◆ Task brief
Below are the records. Gather each line that holds "Idle".

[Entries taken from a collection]
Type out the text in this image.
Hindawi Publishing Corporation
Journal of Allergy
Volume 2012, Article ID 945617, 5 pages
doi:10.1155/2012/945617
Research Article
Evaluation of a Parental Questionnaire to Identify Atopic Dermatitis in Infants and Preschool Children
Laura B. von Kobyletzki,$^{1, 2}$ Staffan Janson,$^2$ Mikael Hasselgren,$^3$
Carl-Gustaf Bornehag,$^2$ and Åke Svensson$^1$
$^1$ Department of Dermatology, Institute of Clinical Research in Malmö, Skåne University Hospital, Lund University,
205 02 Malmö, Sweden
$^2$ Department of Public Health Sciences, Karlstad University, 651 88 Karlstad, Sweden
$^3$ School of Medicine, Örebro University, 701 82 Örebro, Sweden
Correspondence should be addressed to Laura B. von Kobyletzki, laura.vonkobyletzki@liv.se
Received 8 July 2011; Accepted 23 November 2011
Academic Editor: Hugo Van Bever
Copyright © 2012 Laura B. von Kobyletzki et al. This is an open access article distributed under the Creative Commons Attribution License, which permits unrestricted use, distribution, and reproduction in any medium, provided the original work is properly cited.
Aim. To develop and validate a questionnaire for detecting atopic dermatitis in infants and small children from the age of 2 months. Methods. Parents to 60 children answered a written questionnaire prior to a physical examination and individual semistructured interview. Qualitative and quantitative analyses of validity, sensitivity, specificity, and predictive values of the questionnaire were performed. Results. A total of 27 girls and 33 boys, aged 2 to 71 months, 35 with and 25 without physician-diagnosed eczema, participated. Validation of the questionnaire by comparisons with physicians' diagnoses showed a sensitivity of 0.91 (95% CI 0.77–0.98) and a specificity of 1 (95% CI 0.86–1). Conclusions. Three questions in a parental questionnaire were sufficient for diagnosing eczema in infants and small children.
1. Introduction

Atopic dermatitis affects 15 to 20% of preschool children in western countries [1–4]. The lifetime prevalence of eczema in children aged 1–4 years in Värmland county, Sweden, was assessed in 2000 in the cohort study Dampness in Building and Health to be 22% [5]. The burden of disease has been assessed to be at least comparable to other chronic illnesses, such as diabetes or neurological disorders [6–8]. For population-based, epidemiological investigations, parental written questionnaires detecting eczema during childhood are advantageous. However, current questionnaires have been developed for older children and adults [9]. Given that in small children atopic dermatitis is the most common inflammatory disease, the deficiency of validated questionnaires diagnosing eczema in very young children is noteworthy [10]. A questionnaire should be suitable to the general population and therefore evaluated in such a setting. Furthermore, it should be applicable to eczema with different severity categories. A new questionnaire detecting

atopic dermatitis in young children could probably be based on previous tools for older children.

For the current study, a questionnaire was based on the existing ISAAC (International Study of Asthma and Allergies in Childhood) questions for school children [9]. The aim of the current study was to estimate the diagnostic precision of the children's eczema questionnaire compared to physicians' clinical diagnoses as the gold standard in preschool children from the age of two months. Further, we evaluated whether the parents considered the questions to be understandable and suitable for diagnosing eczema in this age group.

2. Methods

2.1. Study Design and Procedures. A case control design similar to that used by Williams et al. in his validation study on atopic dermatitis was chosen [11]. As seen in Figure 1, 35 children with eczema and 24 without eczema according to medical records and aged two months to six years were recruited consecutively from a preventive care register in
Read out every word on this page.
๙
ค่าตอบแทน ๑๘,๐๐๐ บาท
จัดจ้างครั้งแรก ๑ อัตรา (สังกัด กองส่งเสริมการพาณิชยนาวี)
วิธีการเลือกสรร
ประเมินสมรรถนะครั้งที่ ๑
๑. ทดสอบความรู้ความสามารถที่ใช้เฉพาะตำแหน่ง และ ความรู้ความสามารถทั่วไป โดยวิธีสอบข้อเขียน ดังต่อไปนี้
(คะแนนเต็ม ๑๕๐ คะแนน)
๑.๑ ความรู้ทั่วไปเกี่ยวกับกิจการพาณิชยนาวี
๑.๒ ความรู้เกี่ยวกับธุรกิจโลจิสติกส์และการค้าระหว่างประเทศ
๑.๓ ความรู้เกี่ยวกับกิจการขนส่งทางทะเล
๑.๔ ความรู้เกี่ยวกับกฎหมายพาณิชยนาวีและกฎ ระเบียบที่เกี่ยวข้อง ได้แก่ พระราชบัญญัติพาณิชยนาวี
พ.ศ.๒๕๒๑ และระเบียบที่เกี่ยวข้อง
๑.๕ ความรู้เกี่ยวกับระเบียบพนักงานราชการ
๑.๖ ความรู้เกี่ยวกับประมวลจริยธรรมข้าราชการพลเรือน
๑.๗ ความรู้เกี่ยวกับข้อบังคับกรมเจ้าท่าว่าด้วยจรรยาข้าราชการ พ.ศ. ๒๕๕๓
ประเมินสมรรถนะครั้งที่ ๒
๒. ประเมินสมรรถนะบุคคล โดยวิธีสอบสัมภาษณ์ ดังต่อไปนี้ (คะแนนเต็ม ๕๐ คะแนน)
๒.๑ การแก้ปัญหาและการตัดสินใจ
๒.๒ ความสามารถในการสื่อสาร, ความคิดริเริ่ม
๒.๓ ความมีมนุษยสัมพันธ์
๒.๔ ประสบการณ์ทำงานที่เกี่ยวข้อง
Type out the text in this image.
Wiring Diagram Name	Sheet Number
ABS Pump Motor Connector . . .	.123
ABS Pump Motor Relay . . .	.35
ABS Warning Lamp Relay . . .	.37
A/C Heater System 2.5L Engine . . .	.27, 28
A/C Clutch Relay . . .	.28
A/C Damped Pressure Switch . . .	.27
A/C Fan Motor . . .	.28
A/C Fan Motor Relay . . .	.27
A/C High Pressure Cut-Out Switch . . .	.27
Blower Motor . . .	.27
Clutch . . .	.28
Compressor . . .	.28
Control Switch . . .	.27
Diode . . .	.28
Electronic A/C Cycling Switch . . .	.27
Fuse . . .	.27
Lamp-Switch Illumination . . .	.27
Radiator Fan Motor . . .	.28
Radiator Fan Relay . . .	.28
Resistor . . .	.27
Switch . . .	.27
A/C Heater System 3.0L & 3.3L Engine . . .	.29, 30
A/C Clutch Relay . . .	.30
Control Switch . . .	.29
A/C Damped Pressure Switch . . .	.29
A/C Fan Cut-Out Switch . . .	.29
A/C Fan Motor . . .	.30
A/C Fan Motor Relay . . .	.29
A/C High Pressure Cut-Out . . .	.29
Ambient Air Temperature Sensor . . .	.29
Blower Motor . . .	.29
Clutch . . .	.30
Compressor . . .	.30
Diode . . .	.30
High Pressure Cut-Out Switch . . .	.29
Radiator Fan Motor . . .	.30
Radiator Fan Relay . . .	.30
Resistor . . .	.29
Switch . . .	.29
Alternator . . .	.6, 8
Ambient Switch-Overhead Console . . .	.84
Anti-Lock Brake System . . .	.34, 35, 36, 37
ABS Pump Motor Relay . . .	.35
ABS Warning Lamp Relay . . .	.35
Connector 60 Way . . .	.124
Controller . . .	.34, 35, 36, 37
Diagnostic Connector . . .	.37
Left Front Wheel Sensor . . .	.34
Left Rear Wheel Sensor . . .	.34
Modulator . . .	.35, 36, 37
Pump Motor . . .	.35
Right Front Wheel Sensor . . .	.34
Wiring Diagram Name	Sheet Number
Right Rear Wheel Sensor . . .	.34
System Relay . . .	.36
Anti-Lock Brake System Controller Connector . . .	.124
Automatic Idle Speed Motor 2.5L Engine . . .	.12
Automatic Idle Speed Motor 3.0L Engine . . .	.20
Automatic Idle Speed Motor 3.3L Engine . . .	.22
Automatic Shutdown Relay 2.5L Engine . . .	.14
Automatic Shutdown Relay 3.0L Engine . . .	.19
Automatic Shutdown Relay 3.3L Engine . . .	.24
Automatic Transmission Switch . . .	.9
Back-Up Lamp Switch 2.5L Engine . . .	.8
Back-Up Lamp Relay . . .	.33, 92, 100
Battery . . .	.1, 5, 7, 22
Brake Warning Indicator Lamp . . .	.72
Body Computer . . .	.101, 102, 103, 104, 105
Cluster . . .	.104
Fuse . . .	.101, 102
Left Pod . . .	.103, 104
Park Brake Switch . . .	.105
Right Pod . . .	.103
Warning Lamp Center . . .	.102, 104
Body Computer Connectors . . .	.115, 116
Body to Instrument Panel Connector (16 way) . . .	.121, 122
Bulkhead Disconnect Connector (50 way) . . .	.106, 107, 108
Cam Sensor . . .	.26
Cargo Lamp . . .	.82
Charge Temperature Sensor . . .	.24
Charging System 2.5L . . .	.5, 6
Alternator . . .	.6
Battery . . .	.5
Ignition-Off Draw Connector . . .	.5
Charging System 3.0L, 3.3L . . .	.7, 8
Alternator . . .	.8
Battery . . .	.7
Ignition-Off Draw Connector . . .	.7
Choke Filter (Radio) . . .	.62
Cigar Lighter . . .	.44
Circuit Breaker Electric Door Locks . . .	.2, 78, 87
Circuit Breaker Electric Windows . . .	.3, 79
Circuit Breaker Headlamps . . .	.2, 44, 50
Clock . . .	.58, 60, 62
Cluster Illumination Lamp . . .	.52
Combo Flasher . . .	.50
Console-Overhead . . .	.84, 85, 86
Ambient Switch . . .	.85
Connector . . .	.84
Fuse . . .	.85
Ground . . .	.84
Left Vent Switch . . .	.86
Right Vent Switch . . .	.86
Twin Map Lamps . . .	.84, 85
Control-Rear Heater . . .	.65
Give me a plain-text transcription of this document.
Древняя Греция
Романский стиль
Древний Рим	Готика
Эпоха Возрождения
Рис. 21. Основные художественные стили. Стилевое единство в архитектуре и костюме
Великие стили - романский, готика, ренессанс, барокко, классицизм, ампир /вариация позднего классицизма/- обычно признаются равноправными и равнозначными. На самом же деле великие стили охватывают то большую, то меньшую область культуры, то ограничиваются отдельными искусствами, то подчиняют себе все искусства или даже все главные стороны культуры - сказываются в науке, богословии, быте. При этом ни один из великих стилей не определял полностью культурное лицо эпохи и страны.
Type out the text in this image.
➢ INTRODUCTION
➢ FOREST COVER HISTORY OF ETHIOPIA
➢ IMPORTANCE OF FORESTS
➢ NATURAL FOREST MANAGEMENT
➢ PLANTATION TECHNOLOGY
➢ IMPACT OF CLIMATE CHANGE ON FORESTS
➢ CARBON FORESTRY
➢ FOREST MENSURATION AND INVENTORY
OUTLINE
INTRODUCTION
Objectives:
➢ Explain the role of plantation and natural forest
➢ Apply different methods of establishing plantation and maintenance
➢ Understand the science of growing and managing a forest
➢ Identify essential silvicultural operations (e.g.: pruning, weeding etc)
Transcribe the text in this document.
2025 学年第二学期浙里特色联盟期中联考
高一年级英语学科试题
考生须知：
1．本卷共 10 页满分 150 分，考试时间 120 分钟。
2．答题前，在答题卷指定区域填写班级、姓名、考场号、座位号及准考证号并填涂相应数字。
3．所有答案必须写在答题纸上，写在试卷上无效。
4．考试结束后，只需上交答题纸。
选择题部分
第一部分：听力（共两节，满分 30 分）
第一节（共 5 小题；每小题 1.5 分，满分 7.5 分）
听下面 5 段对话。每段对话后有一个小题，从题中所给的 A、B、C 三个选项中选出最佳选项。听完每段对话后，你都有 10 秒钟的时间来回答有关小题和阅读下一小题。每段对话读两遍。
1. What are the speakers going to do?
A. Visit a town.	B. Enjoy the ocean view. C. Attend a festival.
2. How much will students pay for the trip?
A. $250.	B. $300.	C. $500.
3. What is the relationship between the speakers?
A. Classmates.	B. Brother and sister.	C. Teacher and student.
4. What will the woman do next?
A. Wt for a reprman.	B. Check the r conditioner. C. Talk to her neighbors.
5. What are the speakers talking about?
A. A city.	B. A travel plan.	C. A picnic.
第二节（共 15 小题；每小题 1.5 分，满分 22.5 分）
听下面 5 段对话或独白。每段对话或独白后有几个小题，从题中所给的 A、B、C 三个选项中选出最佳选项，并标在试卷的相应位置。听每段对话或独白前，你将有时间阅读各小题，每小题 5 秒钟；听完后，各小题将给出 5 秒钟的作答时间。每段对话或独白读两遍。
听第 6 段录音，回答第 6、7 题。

◆ Answer to the problem
Automatic Idle Speed Motor 2.5L Engine . . .	.12
Automatic Idle Speed Motor 3.0L Engine . . .	.20
Automatic Idle Speed Motor 3.3L Engine . . .	.22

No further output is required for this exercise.